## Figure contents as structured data
= = = =

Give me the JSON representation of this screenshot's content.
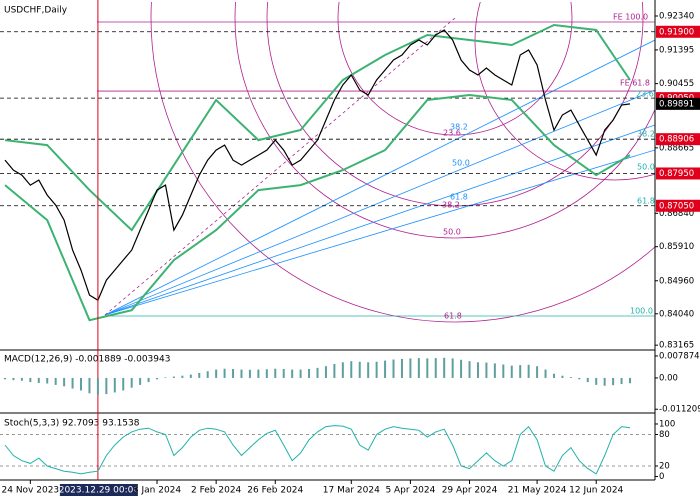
{
  "chart_data": [
    {
      "type": "line",
      "title": "USDCHF,Daily",
      "categories": [
        null,
        null,
        null,
        "24 Nov 2023",
        null,
        null,
        null,
        null,
        null,
        null,
        null,
        null,
        null,
        null,
        null,
        null,
        null,
        null,
        "8 Jan 2024",
        null,
        null,
        null,
        null,
        null,
        null,
        "2 Feb 2024",
        null,
        null,
        null,
        null,
        null,
        null,
        "26 Feb 2024",
        null,
        null,
        null,
        null,
        null,
        null,
        null,
        null,
        "17 Mar 2024",
        null,
        null,
        null,
        null,
        null,
        null,
        "5 Apr 2024",
        null,
        null,
        null,
        null,
        null,
        null,
        "29 Apr 2024",
        null,
        null,
        null,
        null,
        null,
        null,
        null,
        "21 May 2024",
        null,
        null,
        null,
        null,
        null,
        null,
        "12 Jun 2024",
        null,
        null,
        null,
        null
      ],
      "x_marker": {
        "value": 11,
        "label": "2023.12.29 00:00"
      },
      "series": [
        {
          "color": "#000000",
          "values": [
            0.88324,
            0.88045,
            0.87906,
            0.87627,
            0.87766,
            0.87348,
            0.87069,
            0.86651,
            0.85814,
            0.85256,
            0.84559,
            0.84419,
            0.84977,
            0.85256,
            0.85535,
            0.85814,
            0.86372,
            0.86929,
            0.87487,
            0.87627,
            0.86372,
            0.8679,
            0.87348,
            0.87906,
            0.88324,
            0.88603,
            0.88742,
            0.88324,
            0.88184,
            0.88324,
            0.88463,
            0.88603,
            0.88882,
            0.88603,
            0.88184,
            0.88324,
            0.88603,
            0.88882,
            0.89439,
            0.89997,
            0.90416,
            0.90694,
            0.90276,
            0.90137,
            0.90555,
            0.90834,
            0.91113,
            0.91252,
            0.91531,
            0.91671,
            0.91531,
            0.9181,
            0.9195,
            0.91671,
            0.91113,
            0.90834,
            0.90694,
            0.9089,
            0.90694,
            0.90555,
            0.90416,
            0.91252,
            0.91392,
            0.90973,
            0.89997,
            0.8916,
            0.89579,
            0.89718,
            0.893,
            0.88882,
            0.88463,
            0.8916,
            0.89439,
            0.89858,
            0.89891
          ]
        }
      ],
      "bands": [
        {
          "color": "#3cb371",
          "x": [
            0,
            5,
            10,
            15,
            20,
            25,
            30,
            35,
            40,
            45,
            50,
            55,
            60,
            65,
            70,
            74
          ],
          "values": [
            0.88882,
            0.88742,
            0.87487,
            0.86372,
            0.88184,
            0.89997,
            0.88882,
            0.89161,
            0.90555,
            0.91252,
            0.9181,
            0.91671,
            0.91531,
            0.92089,
            0.9195,
            0.90555
          ]
        },
        {
          "color": "#3cb371",
          "x": [
            0,
            5,
            10,
            15,
            20,
            25,
            30,
            35,
            40,
            45,
            50,
            55,
            60,
            65,
            70,
            74
          ],
          "values": [
            0.87627,
            0.86651,
            0.83862,
            0.8414,
            0.85535,
            0.86372,
            0.87487,
            0.87627,
            0.88045,
            0.88603,
            0.89997,
            0.90137,
            0.89997,
            0.88742,
            0.87906,
            0.88463
          ]
        }
      ],
      "ylim": [
        0.8303,
        0.9273
      ],
      "yticks": [
        {
          "value": 0.9234,
          "label": "0.92340"
        },
        0.91395,
        0.90455,
        0.88665,
        {
          "value": 0.8684,
          "label": "0.86840"
        },
        {
          "value": 0.8591,
          "label": "0.85910"
        },
        {
          "value": 0.8496,
          "label": "0.84960"
        },
        {
          "value": 0.8404,
          "label": "0.84040"
        },
        0.83165
      ],
      "levels": [
        {
          "value": 0.919,
          "label": "0.91900",
          "color": "#e0001b"
        },
        {
          "value": 0.9005,
          "label": "0.90050",
          "color": "#e0001b"
        },
        {
          "value": 0.88906,
          "label": "0.88906",
          "color": "#e0001b"
        },
        {
          "value": 0.8795,
          "label": "0.87950",
          "color": "#e0001b"
        },
        {
          "value": 0.8705,
          "label": "0.87050",
          "color": "#e0001b"
        }
      ],
      "fe_levels": [
        {
          "value": 0.92173,
          "color": "#b0208f"
        },
        {
          "value": 0.90248,
          "color": "#b0208f"
        }
      ],
      "current": {
        "value": 0.89891,
        "label": "0.89891",
        "color": "#000000"
      },
      "fib_labels": [
        "FE 100.0",
        "FE 61.8",
        "23.6",
        "38.2",
        "50.0",
        "61.8",
        "38.2",
        "50.0",
        "61.8",
        "100.0",
        "23.6",
        "38.2",
        "50.0",
        "61.8"
      ]
    },
    {
      "type": "bar",
      "title": "MACD(12,26,9) -0.001889 -0.003943",
      "color": "#5f9ea0",
      "values": [
        -0.0005,
        -0.0008,
        -0.001,
        -0.0015,
        -0.0018,
        -0.002,
        -0.0025,
        -0.003,
        -0.0038,
        -0.0045,
        -0.0055,
        -0.006,
        -0.0058,
        -0.0052,
        -0.0045,
        -0.0035,
        -0.0025,
        -0.0015,
        -0.0005,
        0.0002,
        0.0005,
        0.0008,
        0.0012,
        0.0018,
        0.0024,
        0.003,
        0.0033,
        0.0032,
        0.003,
        0.0029,
        0.003,
        0.0031,
        0.0033,
        0.0032,
        0.003,
        0.003,
        0.0032,
        0.0036,
        0.0042,
        0.005,
        0.0056,
        0.006,
        0.0058,
        0.0056,
        0.0058,
        0.0062,
        0.0066,
        0.0068,
        0.007,
        0.0071,
        0.007,
        0.0071,
        0.0072,
        0.007,
        0.0065,
        0.006,
        0.0056,
        0.0055,
        0.0052,
        0.0048,
        0.0044,
        0.0046,
        0.0047,
        0.0042,
        0.003,
        0.0015,
        0.0008,
        0.0003,
        -0.0005,
        -0.0015,
        -0.0025,
        -0.0028,
        -0.0026,
        -0.0022,
        -0.0019
      ],
      "ylim": [
        -0.0122,
        0.01
      ],
      "yticks": [
        0.007874,
        {
          "value": 0,
          "label": "0.00"
        },
        -0.011209
      ]
    },
    {
      "type": "line",
      "title": "Stoch(5,3,3) 92.7093 93.1538",
      "color": "#20b2aa",
      "values": [
        60,
        40,
        30,
        25,
        35,
        20,
        15,
        10,
        8,
        5,
        8,
        10,
        40,
        60,
        75,
        85,
        90,
        92,
        85,
        80,
        40,
        55,
        75,
        88,
        92,
        90,
        85,
        60,
        40,
        55,
        70,
        82,
        88,
        60,
        30,
        45,
        70,
        85,
        95,
        97,
        96,
        90,
        60,
        50,
        80,
        90,
        95,
        92,
        90,
        88,
        75,
        85,
        90,
        60,
        20,
        15,
        30,
        45,
        30,
        20,
        30,
        80,
        95,
        70,
        20,
        10,
        40,
        55,
        30,
        15,
        5,
        40,
        80,
        95,
        92.7
      ],
      "ylim": [
        -6.7,
        117.1
      ],
      "yticks": [
        100,
        80,
        20,
        0
      ]
    }
  ]
}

= = = =

## Exercise task
Write out the material above again, word for word, minus its pictures.

## Output
Give me the JSON representation of this screenshot's content.
{
  "chart_data": [
    {
      "type": "line",
      "title": "USDCHF,Daily",
      "categories": [
        null,
        null,
        null,
        "24 Nov 2023",
        null,
        null,
        null,
        null,
        null,
        null,
        null,
        null,
        null,
        null,
        null,
        null,
        null,
        null,
        "8 Jan 2024",
        null,
        null,
        null,
        null,
        null,
        null,
        "2 Feb 2024",
        null,
        null,
        null,
        null,
        null,
        null,
        "26 Feb 2024",
        null,
        null,
        null,
        null,
        null,
        null,
        null,
        null,
        "17 Mar 2024",
        null,
        null,
        null,
        null,
        null,
        null,
        "5 Apr 2024",
        null,
        null,
        null,
        null,
        null,
        null,
        "29 Apr 2024",
        null,
        null,
        null,
        null,
        null,
        null,
        null,
        "21 May 2024",
        null,
        null,
        null,
        null,
        null,
        null,
        "12 Jun 2024",
        null,
        null,
        null,
        null
      ],
      "x_marker": {
        "value": 11,
        "label": "2023.12.29 00:00"
      },
      "series": [
        {
          "color": "#000000",
          "values": [
            0.88324,
            0.88045,
            0.87906,
            0.87627,
            0.87766,
            0.87348,
            0.87069,
            0.86651,
            0.85814,
            0.85256,
            0.84559,
            0.84419,
            0.84977,
            0.85256,
            0.85535,
            0.85814,
            0.86372,
            0.86929,
            0.87487,
            0.87627,
            0.86372,
            0.8679,
            0.87348,
            0.87906,
            0.88324,
            0.88603,
            0.88742,
            0.88324,
            0.88184,
            0.88324,
            0.88463,
            0.88603,
            0.88882,
            0.88603,
            0.88184,
            0.88324,
            0.88603,
            0.88882,
            0.89439,
            0.89997,
            0.90416,
            0.90694,
            0.90276,
            0.90137,
            0.90555,
            0.90834,
            0.91113,
            0.91252,
            0.91531,
            0.91671,
            0.91531,
            0.9181,
            0.9195,
            0.91671,
            0.91113,
            0.90834,
            0.90694,
            0.9089,
            0.90694,
            0.90555,
            0.90416,
            0.91252,
            0.91392,
            0.90973,
            0.89997,
            0.8916,
            0.89579,
            0.89718,
            0.893,
            0.88882,
            0.88463,
            0.8916,
            0.89439,
            0.89858,
            0.89891
          ]
        }
      ],
      "bands": [
        {
          "color": "#3cb371",
          "x": [
            0,
            5,
            10,
            15,
            20,
            25,
            30,
            35,
            40,
            45,
            50,
            55,
            60,
            65,
            70,
            74
          ],
          "values": [
            0.88882,
            0.88742,
            0.87487,
            0.86372,
            0.88184,
            0.89997,
            0.88882,
            0.89161,
            0.90555,
            0.91252,
            0.9181,
            0.91671,
            0.91531,
            0.92089,
            0.9195,
            0.90555
          ]
        },
        {
          "color": "#3cb371",
          "x": [
            0,
            5,
            10,
            15,
            20,
            25,
            30,
            35,
            40,
            45,
            50,
            55,
            60,
            65,
            70,
            74
          ],
          "values": [
            0.87627,
            0.86651,
            0.83862,
            0.8414,
            0.85535,
            0.86372,
            0.87487,
            0.87627,
            0.88045,
            0.88603,
            0.89997,
            0.90137,
            0.89997,
            0.88742,
            0.87906,
            0.88463
          ]
        }
      ],
      "ylim": [
        0.8303,
        0.9273
      ],
      "yticks": [
        {
          "value": 0.9234,
          "label": "0.92340"
        },
        0.91395,
        0.90455,
        0.88665,
        {
          "value": 0.8684,
          "label": "0.86840"
        },
        {
          "value": 0.8591,
          "label": "0.85910"
        },
        {
          "value": 0.8496,
          "label": "0.84960"
        },
        {
          "value": 0.8404,
          "label": "0.84040"
        },
        0.83165
      ],
      "levels": [
        {
          "value": 0.919,
          "label": "0.91900",
          "color": "#e0001b"
        },
        {
          "value": 0.9005,
          "label": "0.90050",
          "color": "#e0001b"
        },
        {
          "value": 0.88906,
          "label": "0.88906",
          "color": "#e0001b"
        },
        {
          "value": 0.8795,
          "label": "0.87950",
          "color": "#e0001b"
        },
        {
          "value": 0.8705,
          "label": "0.87050",
          "color": "#e0001b"
        }
      ],
      "fe_levels": [
        {
          "value": 0.92173,
          "color": "#b0208f"
        },
        {
          "value": 0.90248,
          "color": "#b0208f"
        }
      ],
      "current": {
        "value": 0.89891,
        "label": "0.89891",
        "color": "#000000"
      },
      "fib_labels": [
        "FE 100.0",
        "FE 61.8",
        "23.6",
        "38.2",
        "50.0",
        "61.8",
        "38.2",
        "50.0",
        "61.8",
        "100.0",
        "23.6",
        "38.2",
        "50.0",
        "61.8"
      ]
    },
    {
      "type": "bar",
      "title": "MACD(12,26,9) -0.001889 -0.003943",
      "color": "#5f9ea0",
      "values": [
        -0.0005,
        -0.0008,
        -0.001,
        -0.0015,
        -0.0018,
        -0.002,
        -0.0025,
        -0.003,
        -0.0038,
        -0.0045,
        -0.0055,
        -0.006,
        -0.0058,
        -0.0052,
        -0.0045,
        -0.0035,
        -0.0025,
        -0.0015,
        -0.0005,
        0.0002,
        0.0005,
        0.0008,
        0.0012,
        0.0018,
        0.0024,
        0.003,
        0.0033,
        0.0032,
        0.003,
        0.0029,
        0.003,
        0.0031,
        0.0033,
        0.0032,
        0.003,
        0.003,
        0.0032,
        0.0036,
        0.0042,
        0.005,
        0.0056,
        0.006,
        0.0058,
        0.0056,
        0.0058,
        0.0062,
        0.0066,
        0.0068,
        0.007,
        0.0071,
        0.007,
        0.0071,
        0.0072,
        0.007,
        0.0065,
        0.006,
        0.0056,
        0.0055,
        0.0052,
        0.0048,
        0.0044,
        0.0046,
        0.0047,
        0.0042,
        0.003,
        0.0015,
        0.0008,
        0.0003,
        -0.0005,
        -0.0015,
        -0.0025,
        -0.0028,
        -0.0026,
        -0.0022,
        -0.0019
      ],
      "ylim": [
        -0.0122,
        0.01
      ],
      "yticks": [
        0.007874,
        {
          "value": 0,
          "label": "0.00"
        },
        -0.011209
      ]
    },
    {
      "type": "line",
      "title": "Stoch(5,3,3) 92.7093 93.1538",
      "color": "#20b2aa",
      "values": [
        60,
        40,
        30,
        25,
        35,
        20,
        15,
        10,
        8,
        5,
        8,
        10,
        40,
        60,
        75,
        85,
        90,
        92,
        85,
        80,
        40,
        55,
        75,
        88,
        92,
        90,
        85,
        60,
        40,
        55,
        70,
        82,
        88,
        60,
        30,
        45,
        70,
        85,
        95,
        97,
        96,
        90,
        60,
        50,
        80,
        90,
        95,
        92,
        90,
        88,
        75,
        85,
        90,
        60,
        20,
        15,
        30,
        45,
        30,
        20,
        30,
        80,
        95,
        70,
        20,
        10,
        40,
        55,
        30,
        15,
        5,
        40,
        80,
        95,
        92.7
      ],
      "ylim": [
        -6.7,
        117.1
      ],
      "yticks": [
        100,
        80,
        20,
        0
      ]
    }
  ]
}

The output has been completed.